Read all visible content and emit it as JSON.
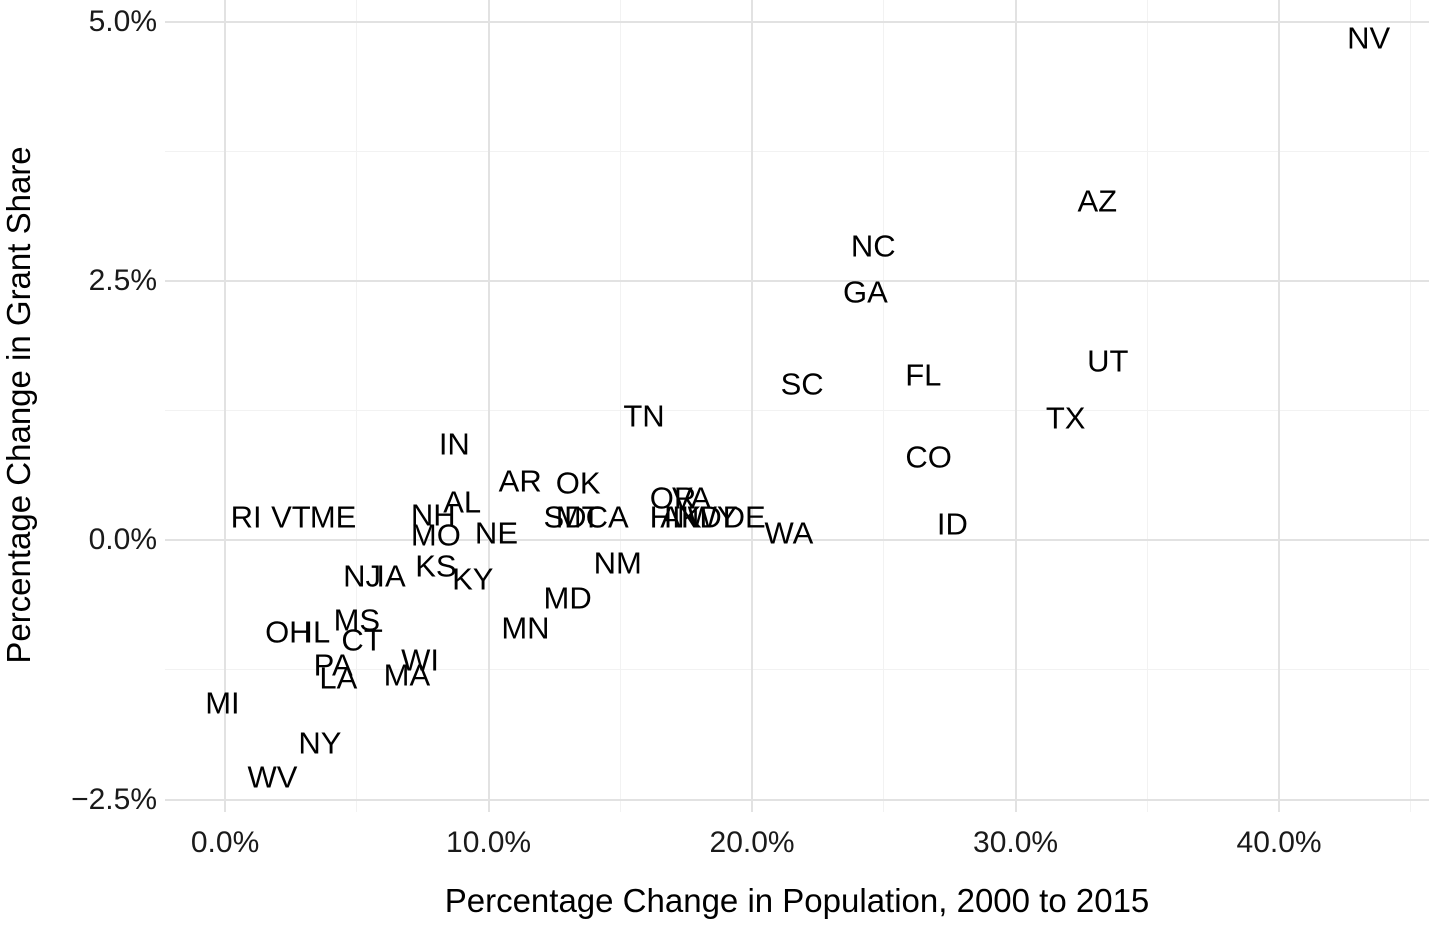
{
  "chart_data": {
    "type": "scatter",
    "point_style": "text-labels",
    "title": "",
    "xlabel": "Percentage Change in Population, 2000 to 2015",
    "ylabel": "Percentage Change in Grant Share",
    "xlim": [
      -2.28,
      45.69
    ],
    "ylim": [
      -2.62,
      5.21
    ],
    "grid": true,
    "legend": "none",
    "x_major_ticks": [
      {
        "value": 0,
        "label": "0.0%"
      },
      {
        "value": 10,
        "label": "10.0%"
      },
      {
        "value": 20,
        "label": "20.0%"
      },
      {
        "value": 30,
        "label": "30.0%"
      },
      {
        "value": 40,
        "label": "40.0%"
      }
    ],
    "x_minor_ticks": [
      5,
      15,
      25,
      35,
      45
    ],
    "y_major_ticks": [
      {
        "value": 5,
        "label": "5.0%"
      },
      {
        "value": 2.5,
        "label": "2.5%"
      },
      {
        "value": 0,
        "label": "0.0%"
      },
      {
        "value": -2.5,
        "label": "−2.5%"
      }
    ],
    "y_minor_ticks": [
      3.75,
      1.25,
      -1.25
    ],
    "points": [
      {
        "label": "AK",
        "x": 17.3,
        "y": 0.22
      },
      {
        "label": "AL",
        "x": 9.0,
        "y": 0.37
      },
      {
        "label": "AR",
        "x": 11.2,
        "y": 0.57
      },
      {
        "label": "AZ",
        "x": 33.1,
        "y": 3.27
      },
      {
        "label": "CA",
        "x": 14.5,
        "y": 0.22
      },
      {
        "label": "CO",
        "x": 26.7,
        "y": 0.8
      },
      {
        "label": "CT",
        "x": 5.2,
        "y": -0.96
      },
      {
        "label": "DE",
        "x": 19.7,
        "y": 0.22
      },
      {
        "label": "FL",
        "x": 26.5,
        "y": 1.59
      },
      {
        "label": "GA",
        "x": 24.3,
        "y": 2.39
      },
      {
        "label": "HI",
        "x": 16.7,
        "y": 0.22
      },
      {
        "label": "IA",
        "x": 6.3,
        "y": -0.34
      },
      {
        "label": "ID",
        "x": 27.6,
        "y": 0.16
      },
      {
        "label": "IL",
        "x": 3.5,
        "y": -0.88
      },
      {
        "label": "IN",
        "x": 8.7,
        "y": 0.93
      },
      {
        "label": "KS",
        "x": 8.0,
        "y": -0.25
      },
      {
        "label": "KY",
        "x": 9.4,
        "y": -0.37
      },
      {
        "label": "LA",
        "x": 4.3,
        "y": -1.33
      },
      {
        "label": "MA",
        "x": 6.9,
        "y": -1.3
      },
      {
        "label": "MD",
        "x": 13.0,
        "y": -0.56
      },
      {
        "label": "ME",
        "x": 4.1,
        "y": 0.22
      },
      {
        "label": "MI",
        "x": -0.1,
        "y": -1.57
      },
      {
        "label": "MN",
        "x": 11.4,
        "y": -0.85
      },
      {
        "label": "MO",
        "x": 8.0,
        "y": 0.05
      },
      {
        "label": "MS",
        "x": 5.0,
        "y": -0.77
      },
      {
        "label": "MT",
        "x": 13.4,
        "y": 0.22
      },
      {
        "label": "NC",
        "x": 24.6,
        "y": 2.84
      },
      {
        "label": "ND",
        "x": 18.0,
        "y": 0.22
      },
      {
        "label": "NE",
        "x": 10.3,
        "y": 0.07
      },
      {
        "label": "NH",
        "x": 7.9,
        "y": 0.24
      },
      {
        "label": "NJ",
        "x": 5.2,
        "y": -0.34
      },
      {
        "label": "NM",
        "x": 14.9,
        "y": -0.22
      },
      {
        "label": "NV",
        "x": 43.4,
        "y": 4.84
      },
      {
        "label": "NY",
        "x": 3.6,
        "y": -1.95
      },
      {
        "label": "OH",
        "x": 2.4,
        "y": -0.88
      },
      {
        "label": "OK",
        "x": 13.4,
        "y": 0.55
      },
      {
        "label": "OR",
        "x": 17.0,
        "y": 0.41
      },
      {
        "label": "PA",
        "x": 4.1,
        "y": -1.2
      },
      {
        "label": "RI",
        "x": 0.8,
        "y": 0.22
      },
      {
        "label": "SC",
        "x": 21.9,
        "y": 1.51
      },
      {
        "label": "SD",
        "x": 12.9,
        "y": 0.22
      },
      {
        "label": "TN",
        "x": 15.9,
        "y": 1.2
      },
      {
        "label": "TX",
        "x": 31.9,
        "y": 1.18
      },
      {
        "label": "UT",
        "x": 33.5,
        "y": 1.73
      },
      {
        "label": "VA",
        "x": 17.7,
        "y": 0.41
      },
      {
        "label": "VT",
        "x": 2.5,
        "y": 0.22
      },
      {
        "label": "WA",
        "x": 21.4,
        "y": 0.07
      },
      {
        "label": "WI",
        "x": 7.4,
        "y": -1.15
      },
      {
        "label": "WV",
        "x": 1.8,
        "y": -2.28
      },
      {
        "label": "WY",
        "x": 18.5,
        "y": 0.22
      }
    ]
  }
}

### Instructions to follow
Go through the material above and print all of it exactly, except the pictures.

### Reply to the exercise
Read all visible content and emit it as JSON.
{
  "chart_data": {
    "type": "scatter",
    "point_style": "text-labels",
    "title": "",
    "xlabel": "Percentage Change in Population, 2000 to 2015",
    "ylabel": "Percentage Change in Grant Share",
    "xlim": [
      -2.28,
      45.69
    ],
    "ylim": [
      -2.62,
      5.21
    ],
    "grid": true,
    "legend": "none",
    "x_major_ticks": [
      {
        "value": 0,
        "label": "0.0%"
      },
      {
        "value": 10,
        "label": "10.0%"
      },
      {
        "value": 20,
        "label": "20.0%"
      },
      {
        "value": 30,
        "label": "30.0%"
      },
      {
        "value": 40,
        "label": "40.0%"
      }
    ],
    "x_minor_ticks": [
      5,
      15,
      25,
      35,
      45
    ],
    "y_major_ticks": [
      {
        "value": 5,
        "label": "5.0%"
      },
      {
        "value": 2.5,
        "label": "2.5%"
      },
      {
        "value": 0,
        "label": "0.0%"
      },
      {
        "value": -2.5,
        "label": "−2.5%"
      }
    ],
    "y_minor_ticks": [
      3.75,
      1.25,
      -1.25
    ],
    "points": [
      {
        "label": "AK",
        "x": 17.3,
        "y": 0.22
      },
      {
        "label": "AL",
        "x": 9.0,
        "y": 0.37
      },
      {
        "label": "AR",
        "x": 11.2,
        "y": 0.57
      },
      {
        "label": "AZ",
        "x": 33.1,
        "y": 3.27
      },
      {
        "label": "CA",
        "x": 14.5,
        "y": 0.22
      },
      {
        "label": "CO",
        "x": 26.7,
        "y": 0.8
      },
      {
        "label": "CT",
        "x": 5.2,
        "y": -0.96
      },
      {
        "label": "DE",
        "x": 19.7,
        "y": 0.22
      },
      {
        "label": "FL",
        "x": 26.5,
        "y": 1.59
      },
      {
        "label": "GA",
        "x": 24.3,
        "y": 2.39
      },
      {
        "label": "HI",
        "x": 16.7,
        "y": 0.22
      },
      {
        "label": "IA",
        "x": 6.3,
        "y": -0.34
      },
      {
        "label": "ID",
        "x": 27.6,
        "y": 0.16
      },
      {
        "label": "IL",
        "x": 3.5,
        "y": -0.88
      },
      {
        "label": "IN",
        "x": 8.7,
        "y": 0.93
      },
      {
        "label": "KS",
        "x": 8.0,
        "y": -0.25
      },
      {
        "label": "KY",
        "x": 9.4,
        "y": -0.37
      },
      {
        "label": "LA",
        "x": 4.3,
        "y": -1.33
      },
      {
        "label": "MA",
        "x": 6.9,
        "y": -1.3
      },
      {
        "label": "MD",
        "x": 13.0,
        "y": -0.56
      },
      {
        "label": "ME",
        "x": 4.1,
        "y": 0.22
      },
      {
        "label": "MI",
        "x": -0.1,
        "y": -1.57
      },
      {
        "label": "MN",
        "x": 11.4,
        "y": -0.85
      },
      {
        "label": "MO",
        "x": 8.0,
        "y": 0.05
      },
      {
        "label": "MS",
        "x": 5.0,
        "y": -0.77
      },
      {
        "label": "MT",
        "x": 13.4,
        "y": 0.22
      },
      {
        "label": "NC",
        "x": 24.6,
        "y": 2.84
      },
      {
        "label": "ND",
        "x": 18.0,
        "y": 0.22
      },
      {
        "label": "NE",
        "x": 10.3,
        "y": 0.07
      },
      {
        "label": "NH",
        "x": 7.9,
        "y": 0.24
      },
      {
        "label": "NJ",
        "x": 5.2,
        "y": -0.34
      },
      {
        "label": "NM",
        "x": 14.9,
        "y": -0.22
      },
      {
        "label": "NV",
        "x": 43.4,
        "y": 4.84
      },
      {
        "label": "NY",
        "x": 3.6,
        "y": -1.95
      },
      {
        "label": "OH",
        "x": 2.4,
        "y": -0.88
      },
      {
        "label": "OK",
        "x": 13.4,
        "y": 0.55
      },
      {
        "label": "OR",
        "x": 17.0,
        "y": 0.41
      },
      {
        "label": "PA",
        "x": 4.1,
        "y": -1.2
      },
      {
        "label": "RI",
        "x": 0.8,
        "y": 0.22
      },
      {
        "label": "SC",
        "x": 21.9,
        "y": 1.51
      },
      {
        "label": "SD",
        "x": 12.9,
        "y": 0.22
      },
      {
        "label": "TN",
        "x": 15.9,
        "y": 1.2
      },
      {
        "label": "TX",
        "x": 31.9,
        "y": 1.18
      },
      {
        "label": "UT",
        "x": 33.5,
        "y": 1.73
      },
      {
        "label": "VA",
        "x": 17.7,
        "y": 0.41
      },
      {
        "label": "VT",
        "x": 2.5,
        "y": 0.22
      },
      {
        "label": "WA",
        "x": 21.4,
        "y": 0.07
      },
      {
        "label": "WI",
        "x": 7.4,
        "y": -1.15
      },
      {
        "label": "WV",
        "x": 1.8,
        "y": -2.28
      },
      {
        "label": "WY",
        "x": 18.5,
        "y": 0.22
      }
    ]
  }
}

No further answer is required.